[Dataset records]
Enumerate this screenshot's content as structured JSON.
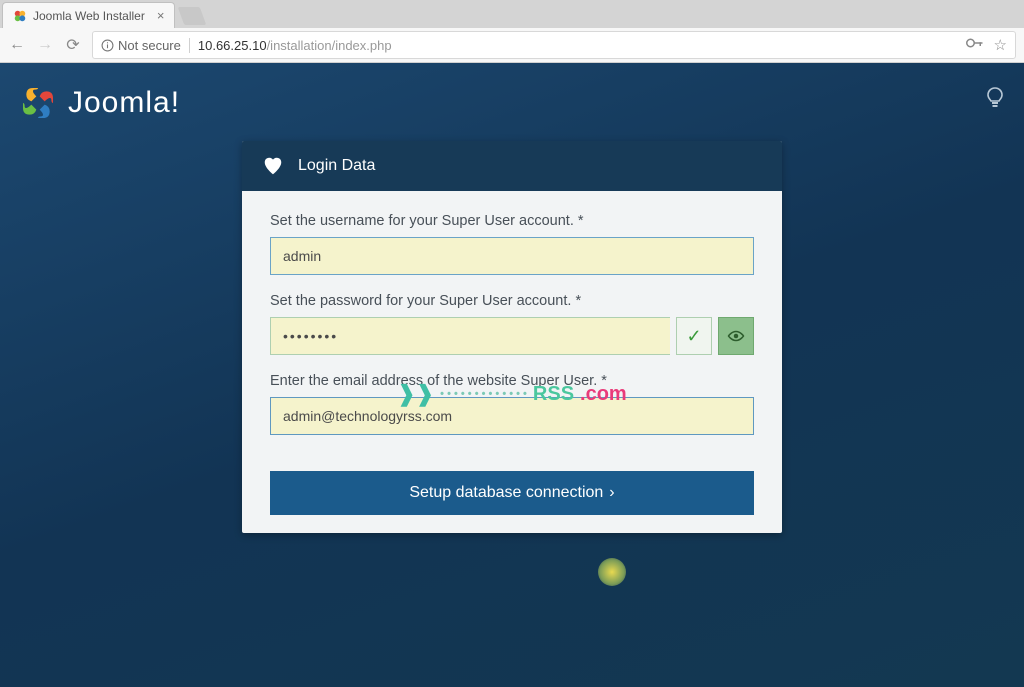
{
  "browser": {
    "tab_title": "Joomla Web Installer",
    "security_status": "Not secure",
    "url_host": "10.66.25.10",
    "url_path": "/installation/index.php"
  },
  "logo": {
    "brand": "Joomla!"
  },
  "card": {
    "header_title": "Login Data",
    "username_label": "Set the username for your Super User account. *",
    "username_value": "admin",
    "password_label": "Set the password for your Super User account. *",
    "password_value": "••••••••",
    "email_label": "Enter the email address of the website Super User. *",
    "email_value": "admin@technologyrss.com",
    "submit_label": "Setup database connection"
  },
  "watermark": {
    "rss": "RSS",
    "com": ".com"
  }
}
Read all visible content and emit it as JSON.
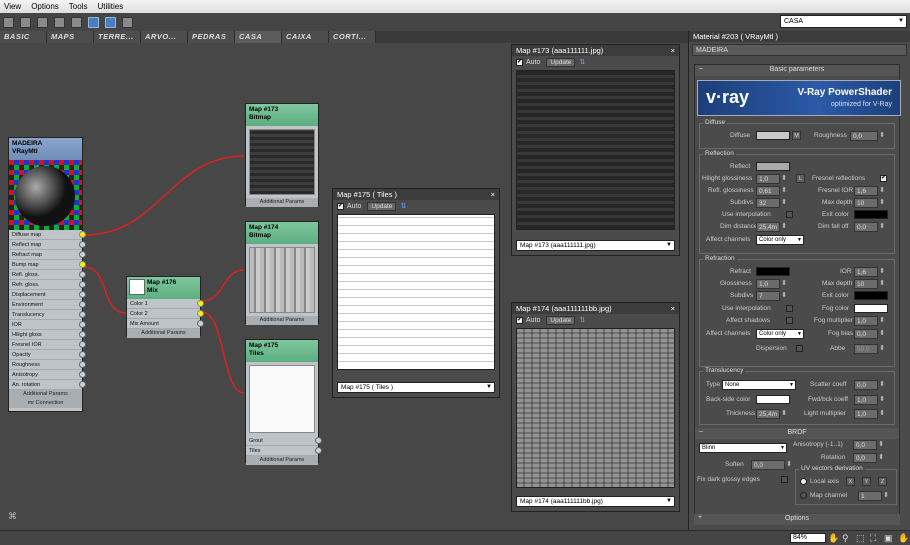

# [Goal]
Pictures don't belong in the copy. Transcribe every record exactly as it appears.

# [Task answer]
Enumerate this screenshot's content as structured JSON.
{
  "browser": {
    "tab_title": "Joomla Web Installer",
    "security_status": "Not secure",
    "url_host": "10.66.25.10",
    "url_path": "/installation/index.php"
  },
  "logo": {
    "brand": "Joomla!"
  },
  "card": {
    "header_title": "Login Data",
    "username_label": "Set the username for your Super User account. *",
    "username_value": "admin",
    "password_label": "Set the password for your Super User account. *",
    "password_value": "••••••••",
    "email_label": "Enter the email address of the website Super User. *",
    "email_value": "admin@technologyrss.com",
    "submit_label": "Setup database connection"
  },
  "watermark": {
    "rss": "RSS",
    "com": ".com"
  }
}
Read all visible content and emit it as JSON.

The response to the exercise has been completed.